Give all of the lines again exactly as they read.
— Begin SUPPLIED MATERIAL —
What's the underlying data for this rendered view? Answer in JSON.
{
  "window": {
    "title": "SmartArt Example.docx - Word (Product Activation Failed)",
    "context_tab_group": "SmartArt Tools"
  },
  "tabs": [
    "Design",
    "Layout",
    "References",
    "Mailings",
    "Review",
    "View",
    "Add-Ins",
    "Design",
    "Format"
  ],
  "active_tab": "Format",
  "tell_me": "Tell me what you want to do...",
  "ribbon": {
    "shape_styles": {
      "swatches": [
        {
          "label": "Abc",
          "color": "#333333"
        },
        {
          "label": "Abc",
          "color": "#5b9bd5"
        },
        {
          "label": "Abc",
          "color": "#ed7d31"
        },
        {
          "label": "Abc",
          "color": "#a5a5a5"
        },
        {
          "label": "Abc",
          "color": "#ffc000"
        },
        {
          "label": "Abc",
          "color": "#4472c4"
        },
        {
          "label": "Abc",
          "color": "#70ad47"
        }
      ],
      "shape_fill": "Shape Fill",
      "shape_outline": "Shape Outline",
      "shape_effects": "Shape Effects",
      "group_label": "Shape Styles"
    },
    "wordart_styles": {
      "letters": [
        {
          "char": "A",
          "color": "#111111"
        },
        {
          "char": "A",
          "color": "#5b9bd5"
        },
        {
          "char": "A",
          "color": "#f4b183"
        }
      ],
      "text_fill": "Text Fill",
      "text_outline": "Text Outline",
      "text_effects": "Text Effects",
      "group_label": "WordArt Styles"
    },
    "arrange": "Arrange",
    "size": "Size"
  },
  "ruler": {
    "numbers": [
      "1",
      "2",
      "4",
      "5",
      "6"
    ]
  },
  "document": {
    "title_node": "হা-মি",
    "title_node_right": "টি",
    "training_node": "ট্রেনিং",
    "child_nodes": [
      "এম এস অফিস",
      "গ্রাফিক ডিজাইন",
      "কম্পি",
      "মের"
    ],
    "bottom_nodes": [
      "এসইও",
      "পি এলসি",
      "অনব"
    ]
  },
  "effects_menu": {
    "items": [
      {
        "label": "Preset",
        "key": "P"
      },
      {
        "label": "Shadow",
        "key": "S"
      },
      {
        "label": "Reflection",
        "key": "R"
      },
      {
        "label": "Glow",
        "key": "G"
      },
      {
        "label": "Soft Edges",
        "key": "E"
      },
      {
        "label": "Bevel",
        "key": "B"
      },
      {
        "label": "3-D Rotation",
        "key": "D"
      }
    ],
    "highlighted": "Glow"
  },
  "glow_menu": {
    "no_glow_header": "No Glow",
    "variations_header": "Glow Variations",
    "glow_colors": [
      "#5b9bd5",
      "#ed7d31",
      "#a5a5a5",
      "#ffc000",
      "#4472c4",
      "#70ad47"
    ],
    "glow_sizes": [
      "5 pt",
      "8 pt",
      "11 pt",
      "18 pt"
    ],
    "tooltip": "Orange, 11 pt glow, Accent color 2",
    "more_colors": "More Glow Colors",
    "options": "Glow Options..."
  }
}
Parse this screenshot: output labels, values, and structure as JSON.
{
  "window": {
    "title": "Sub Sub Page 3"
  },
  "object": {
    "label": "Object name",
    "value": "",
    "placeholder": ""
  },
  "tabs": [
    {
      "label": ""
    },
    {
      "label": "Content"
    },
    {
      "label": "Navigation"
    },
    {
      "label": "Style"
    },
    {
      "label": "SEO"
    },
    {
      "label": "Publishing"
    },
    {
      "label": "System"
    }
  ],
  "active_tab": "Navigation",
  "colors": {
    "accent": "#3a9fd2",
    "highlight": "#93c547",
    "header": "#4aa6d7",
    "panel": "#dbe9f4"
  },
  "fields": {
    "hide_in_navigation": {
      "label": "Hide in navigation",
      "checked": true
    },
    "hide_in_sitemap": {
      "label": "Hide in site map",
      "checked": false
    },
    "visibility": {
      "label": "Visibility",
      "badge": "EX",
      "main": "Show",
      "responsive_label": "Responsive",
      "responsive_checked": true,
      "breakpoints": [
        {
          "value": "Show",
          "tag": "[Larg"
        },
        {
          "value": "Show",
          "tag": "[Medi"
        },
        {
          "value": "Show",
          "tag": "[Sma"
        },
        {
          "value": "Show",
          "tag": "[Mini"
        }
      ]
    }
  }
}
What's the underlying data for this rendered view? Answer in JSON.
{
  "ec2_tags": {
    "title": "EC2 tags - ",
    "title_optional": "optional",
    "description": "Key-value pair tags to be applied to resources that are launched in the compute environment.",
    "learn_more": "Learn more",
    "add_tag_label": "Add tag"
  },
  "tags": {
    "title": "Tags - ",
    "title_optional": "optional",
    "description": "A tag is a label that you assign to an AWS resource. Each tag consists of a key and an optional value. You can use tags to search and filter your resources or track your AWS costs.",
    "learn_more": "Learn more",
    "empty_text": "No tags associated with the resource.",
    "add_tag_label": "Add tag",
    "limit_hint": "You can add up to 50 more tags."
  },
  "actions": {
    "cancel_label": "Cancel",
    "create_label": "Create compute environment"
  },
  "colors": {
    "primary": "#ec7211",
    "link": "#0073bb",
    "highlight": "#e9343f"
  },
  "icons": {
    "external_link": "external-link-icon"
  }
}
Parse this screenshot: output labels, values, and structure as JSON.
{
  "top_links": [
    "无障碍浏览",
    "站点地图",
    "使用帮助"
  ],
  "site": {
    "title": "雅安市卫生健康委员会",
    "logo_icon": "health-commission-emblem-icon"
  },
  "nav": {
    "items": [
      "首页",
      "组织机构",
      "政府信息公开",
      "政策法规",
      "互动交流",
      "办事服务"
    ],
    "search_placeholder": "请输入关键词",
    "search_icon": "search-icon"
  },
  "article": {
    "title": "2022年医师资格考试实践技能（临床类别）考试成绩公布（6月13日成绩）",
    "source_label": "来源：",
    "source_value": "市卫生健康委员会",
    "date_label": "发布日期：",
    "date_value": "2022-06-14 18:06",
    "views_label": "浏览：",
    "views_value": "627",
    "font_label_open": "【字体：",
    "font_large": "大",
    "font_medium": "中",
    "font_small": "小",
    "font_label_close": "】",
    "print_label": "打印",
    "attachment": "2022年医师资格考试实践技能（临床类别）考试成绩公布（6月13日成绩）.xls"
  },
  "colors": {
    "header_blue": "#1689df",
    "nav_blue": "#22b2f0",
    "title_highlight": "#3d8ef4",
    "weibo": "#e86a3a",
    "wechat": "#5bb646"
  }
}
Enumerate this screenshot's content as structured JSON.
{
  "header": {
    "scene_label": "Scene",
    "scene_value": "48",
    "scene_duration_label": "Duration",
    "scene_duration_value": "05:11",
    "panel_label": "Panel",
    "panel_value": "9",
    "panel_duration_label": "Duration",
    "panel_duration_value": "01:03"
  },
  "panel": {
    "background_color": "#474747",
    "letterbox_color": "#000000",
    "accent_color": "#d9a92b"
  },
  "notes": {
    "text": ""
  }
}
— End SUPPLIED MATERIAL —
- THE OUTPUT -
What's the underlying data for this rendered view? Answer in JSON.
{
  "window": {
    "title": "SmartArt Example.docx - Word (Product Activation Failed)",
    "context_tab_group": "SmartArt Tools"
  },
  "tabs": [
    "Design",
    "Layout",
    "References",
    "Mailings",
    "Review",
    "View",
    "Add-Ins",
    "Design",
    "Format"
  ],
  "active_tab": "Format",
  "tell_me": "Tell me what you want to do...",
  "ribbon": {
    "shape_styles": {
      "swatches": [
        {
          "label": "Abc",
          "color": "#333333"
        },
        {
          "label": "Abc",
          "color": "#5b9bd5"
        },
        {
          "label": "Abc",
          "color": "#ed7d31"
        },
        {
          "label": "Abc",
          "color": "#a5a5a5"
        },
        {
          "label": "Abc",
          "color": "#ffc000"
        },
        {
          "label": "Abc",
          "color": "#4472c4"
        },
        {
          "label": "Abc",
          "color": "#70ad47"
        }
      ],
      "shape_fill": "Shape Fill",
      "shape_outline": "Shape Outline",
      "shape_effects": "Shape Effects",
      "group_label": "Shape Styles"
    },
    "wordart_styles": {
      "letters": [
        {
          "char": "A",
          "color": "#111111"
        },
        {
          "char": "A",
          "color": "#5b9bd5"
        },
        {
          "char": "A",
          "color": "#f4b183"
        }
      ],
      "text_fill": "Text Fill",
      "text_outline": "Text Outline",
      "text_effects": "Text Effects",
      "group_label": "WordArt Styles"
    },
    "arrange": "Arrange",
    "size": "Size"
  },
  "ruler": {
    "numbers": [
      "1",
      "2",
      "4",
      "5",
      "6"
    ]
  },
  "document": {
    "title_node": "হা-মি",
    "title_node_right": "টি",
    "training_node": "ট্রেনিং",
    "child_nodes": [
      "এম এস অফিস",
      "গ্রাফিক ডিজাইন",
      "কম্পি",
      "মের"
    ],
    "bottom_nodes": [
      "এসইও",
      "পি এলসি",
      "অনব"
    ]
  },
  "effects_menu": {
    "items": [
      {
        "label": "Preset",
        "key": "P"
      },
      {
        "label": "Shadow",
        "key": "S"
      },
      {
        "label": "Reflection",
        "key": "R"
      },
      {
        "label": "Glow",
        "key": "G"
      },
      {
        "label": "Soft Edges",
        "key": "E"
      },
      {
        "label": "Bevel",
        "key": "B"
      },
      {
        "label": "3-D Rotation",
        "key": "D"
      }
    ],
    "highlighted": "Glow"
  },
  "glow_menu": {
    "no_glow_header": "No Glow",
    "variations_header": "Glow Variations",
    "glow_colors": [
      "#5b9bd5",
      "#ed7d31",
      "#a5a5a5",
      "#ffc000",
      "#4472c4",
      "#70ad47"
    ],
    "glow_sizes": [
      "5 pt",
      "8 pt",
      "11 pt",
      "18 pt"
    ],
    "tooltip": "Orange, 11 pt glow, Accent color 2",
    "more_colors": "More Glow Colors",
    "options": "Glow Options..."
  }
}
Parse this screenshot: output labels, values, and structure as JSON.
{
  "window": {
    "title": "Sub Sub Page 3"
  },
  "object": {
    "label": "Object name",
    "value": "",
    "placeholder": ""
  },
  "tabs": [
    {
      "label": ""
    },
    {
      "label": "Content"
    },
    {
      "label": "Navigation"
    },
    {
      "label": "Style"
    },
    {
      "label": "SEO"
    },
    {
      "label": "Publishing"
    },
    {
      "label": "System"
    }
  ],
  "active_tab": "Navigation",
  "colors": {
    "accent": "#3a9fd2",
    "highlight": "#93c547",
    "header": "#4aa6d7",
    "panel": "#dbe9f4"
  },
  "fields": {
    "hide_in_navigation": {
      "label": "Hide in navigation",
      "checked": true
    },
    "hide_in_sitemap": {
      "label": "Hide in site map",
      "checked": false
    },
    "visibility": {
      "label": "Visibility",
      "badge": "EX",
      "main": "Show",
      "responsive_label": "Responsive",
      "responsive_checked": true,
      "breakpoints": [
        {
          "value": "Show",
          "tag": "[Larg"
        },
        {
          "value": "Show",
          "tag": "[Medi"
        },
        {
          "value": "Show",
          "tag": "[Sma"
        },
        {
          "value": "Show",
          "tag": "[Mini"
        }
      ]
    }
  }
}
What's the underlying data for this rendered view? Answer in JSON.
{
  "ec2_tags": {
    "title": "EC2 tags - ",
    "title_optional": "optional",
    "description": "Key-value pair tags to be applied to resources that are launched in the compute environment.",
    "learn_more": "Learn more",
    "add_tag_label": "Add tag"
  },
  "tags": {
    "title": "Tags - ",
    "title_optional": "optional",
    "description": "A tag is a label that you assign to an AWS resource. Each tag consists of a key and an optional value. You can use tags to search and filter your resources or track your AWS costs.",
    "learn_more": "Learn more",
    "empty_text": "No tags associated with the resource.",
    "add_tag_label": "Add tag",
    "limit_hint": "You can add up to 50 more tags."
  },
  "actions": {
    "cancel_label": "Cancel",
    "create_label": "Create compute environment"
  },
  "colors": {
    "primary": "#ec7211",
    "link": "#0073bb",
    "highlight": "#e9343f"
  },
  "icons": {
    "external_link": "external-link-icon"
  }
}
Parse this screenshot: output labels, values, and structure as JSON.
{
  "top_links": [
    "无障碍浏览",
    "站点地图",
    "使用帮助"
  ],
  "site": {
    "title": "雅安市卫生健康委员会",
    "logo_icon": "health-commission-emblem-icon"
  },
  "nav": {
    "items": [
      "首页",
      "组织机构",
      "政府信息公开",
      "政策法规",
      "互动交流",
      "办事服务"
    ],
    "search_placeholder": "请输入关键词",
    "search_icon": "search-icon"
  },
  "article": {
    "title": "2022年医师资格考试实践技能（临床类别）考试成绩公布（6月13日成绩）",
    "source_label": "来源：",
    "source_value": "市卫生健康委员会",
    "date_label": "发布日期：",
    "date_value": "2022-06-14 18:06",
    "views_label": "浏览：",
    "views_value": "627",
    "font_label_open": "【字体：",
    "font_large": "大",
    "font_medium": "中",
    "font_small": "小",
    "font_label_close": "】",
    "print_label": "打印",
    "attachment": "2022年医师资格考试实践技能（临床类别）考试成绩公布（6月13日成绩）.xls"
  },
  "colors": {
    "header_blue": "#1689df",
    "nav_blue": "#22b2f0",
    "title_highlight": "#3d8ef4",
    "weibo": "#e86a3a",
    "wechat": "#5bb646"
  }
}
Enumerate this screenshot's content as structured JSON.
{
  "header": {
    "scene_label": "Scene",
    "scene_value": "48",
    "scene_duration_label": "Duration",
    "scene_duration_value": "05:11",
    "panel_label": "Panel",
    "panel_value": "9",
    "panel_duration_label": "Duration",
    "panel_duration_value": "01:03"
  },
  "panel": {
    "background_color": "#474747",
    "letterbox_color": "#000000",
    "accent_color": "#d9a92b"
  },
  "notes": {
    "text": ""
  }
}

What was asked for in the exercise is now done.